Exercise goal. Each line of the material below that holds the word "supervision" needs to be copied.

**********

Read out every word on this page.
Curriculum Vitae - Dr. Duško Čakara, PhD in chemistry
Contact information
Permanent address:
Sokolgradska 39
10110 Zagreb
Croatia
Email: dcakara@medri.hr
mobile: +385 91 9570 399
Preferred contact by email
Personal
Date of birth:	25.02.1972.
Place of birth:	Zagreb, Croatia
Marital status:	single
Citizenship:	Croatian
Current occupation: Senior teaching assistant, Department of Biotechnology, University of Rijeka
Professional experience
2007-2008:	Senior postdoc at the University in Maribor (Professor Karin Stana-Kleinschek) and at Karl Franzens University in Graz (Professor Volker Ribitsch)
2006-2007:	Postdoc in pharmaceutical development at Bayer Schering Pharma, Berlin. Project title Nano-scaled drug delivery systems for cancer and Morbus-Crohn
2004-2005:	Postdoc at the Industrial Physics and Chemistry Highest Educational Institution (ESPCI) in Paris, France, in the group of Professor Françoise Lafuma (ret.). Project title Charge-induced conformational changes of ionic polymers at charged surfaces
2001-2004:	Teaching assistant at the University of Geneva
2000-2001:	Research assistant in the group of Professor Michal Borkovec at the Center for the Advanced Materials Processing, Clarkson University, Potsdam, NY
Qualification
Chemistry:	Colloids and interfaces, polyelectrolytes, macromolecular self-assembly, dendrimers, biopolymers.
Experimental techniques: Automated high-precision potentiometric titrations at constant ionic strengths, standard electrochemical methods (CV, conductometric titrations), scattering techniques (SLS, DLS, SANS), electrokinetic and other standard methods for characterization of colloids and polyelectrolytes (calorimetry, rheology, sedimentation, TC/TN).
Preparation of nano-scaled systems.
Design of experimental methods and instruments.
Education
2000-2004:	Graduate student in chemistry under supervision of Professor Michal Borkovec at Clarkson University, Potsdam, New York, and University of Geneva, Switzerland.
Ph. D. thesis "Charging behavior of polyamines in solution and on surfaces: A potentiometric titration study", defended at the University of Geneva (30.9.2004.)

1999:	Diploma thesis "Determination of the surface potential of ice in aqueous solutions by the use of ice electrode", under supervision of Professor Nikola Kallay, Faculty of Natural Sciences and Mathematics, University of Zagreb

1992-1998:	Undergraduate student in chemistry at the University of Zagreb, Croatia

**********

Complete output.
2000-2004:	Graduate student in chemistry under supervision of Professor Michal Borkovec at Clarkson University, Potsdam, New York, and University of Geneva, Switzerland.
1999:	Diploma thesis "Determination of the surface potential of ice in aqueous solutions by the use of ice electrode", under supervision of Professor Nikola Kallay, Faculty of Natural Sciences and Mathematics, University of Zagreb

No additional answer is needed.